• What to produce:
Write out every line of the material exactly as it appears.

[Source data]
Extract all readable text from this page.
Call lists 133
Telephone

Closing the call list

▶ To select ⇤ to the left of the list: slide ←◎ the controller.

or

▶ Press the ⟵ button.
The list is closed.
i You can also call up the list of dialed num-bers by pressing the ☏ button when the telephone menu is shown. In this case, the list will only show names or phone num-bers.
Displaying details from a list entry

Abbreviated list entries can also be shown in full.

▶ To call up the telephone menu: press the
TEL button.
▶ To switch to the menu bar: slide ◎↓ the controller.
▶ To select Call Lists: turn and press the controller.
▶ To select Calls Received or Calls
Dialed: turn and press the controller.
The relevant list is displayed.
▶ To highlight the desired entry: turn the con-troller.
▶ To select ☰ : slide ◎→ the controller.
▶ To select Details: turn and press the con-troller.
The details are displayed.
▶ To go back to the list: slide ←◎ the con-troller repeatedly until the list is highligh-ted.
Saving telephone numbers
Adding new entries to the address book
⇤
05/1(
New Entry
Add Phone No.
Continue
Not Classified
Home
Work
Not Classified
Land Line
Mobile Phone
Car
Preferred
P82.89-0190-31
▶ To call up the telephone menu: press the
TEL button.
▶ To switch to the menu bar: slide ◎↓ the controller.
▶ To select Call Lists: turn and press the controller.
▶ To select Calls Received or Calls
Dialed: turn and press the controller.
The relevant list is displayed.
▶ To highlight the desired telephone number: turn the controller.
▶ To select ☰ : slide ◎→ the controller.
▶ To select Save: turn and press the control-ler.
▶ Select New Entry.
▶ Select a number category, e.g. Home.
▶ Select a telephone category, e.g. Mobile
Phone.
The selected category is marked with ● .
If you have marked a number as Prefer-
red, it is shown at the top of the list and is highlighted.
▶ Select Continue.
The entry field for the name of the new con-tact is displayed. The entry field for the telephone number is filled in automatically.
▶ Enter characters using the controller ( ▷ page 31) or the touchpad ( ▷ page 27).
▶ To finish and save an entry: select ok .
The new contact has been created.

• Worked solution:
Extract all readable text from this page.
Call lists 133
Telephone

Closing the call list

▶ To select ⇤ to the left of the list: slide ←◎ the controller.

or

▶ Press the ⟵ button.
The list is closed.
i You can also call up the list of dialed num-bers by pressing the ☏ button when the telephone menu is shown. In this case, the list will only show names or phone num-bers.
Displaying details from a list entry

Abbreviated list entries can also be shown in full.

▶ To call up the telephone menu: press the
TEL button.
▶ To switch to the menu bar: slide ◎↓ the controller.
▶ To select Call Lists: turn and press the controller.
▶ To select Calls Received or Calls
Dialed: turn and press the controller.
The relevant list is displayed.
▶ To highlight the desired entry: turn the con-troller.
▶ To select ☰ : slide ◎→ the controller.
▶ To select Details: turn and press the con-troller.
The details are displayed.
▶ To go back to the list: slide ←◎ the con-troller repeatedly until the list is highligh-ted.
Saving telephone numbers
Adding new entries to the address book
⇤
05/1(
New Entry
Add Phone No.
Continue
Not Classified
Home
Work
Not Classified
Land Line
Mobile Phone
Car
Preferred
P82.89-0190-31
▶ To call up the telephone menu: press the
TEL button.
▶ To switch to the menu bar: slide ◎↓ the controller.
▶ To select Call Lists: turn and press the controller.
▶ To select Calls Received or Calls
Dialed: turn and press the controller.
The relevant list is displayed.
▶ To highlight the desired telephone number: turn the controller.
▶ To select ☰ : slide ◎→ the controller.
▶ To select Save: turn and press the control-ler.
▶ Select New Entry.
▶ Select a number category, e.g. Home.
▶ Select a telephone category, e.g. Mobile
Phone.
The selected category is marked with ● .
If you have marked a number as Prefer-
red, it is shown at the top of the list and is highlighted.
▶ Select Continue.
The entry field for the name of the new con-tact is displayed. The entry field for the telephone number is filled in automatically.
▶ Enter characters using the controller ( ▷ page 31) or the touchpad ( ▷ page 27).
▶ To finish and save an entry: select ok .
The new contact has been created.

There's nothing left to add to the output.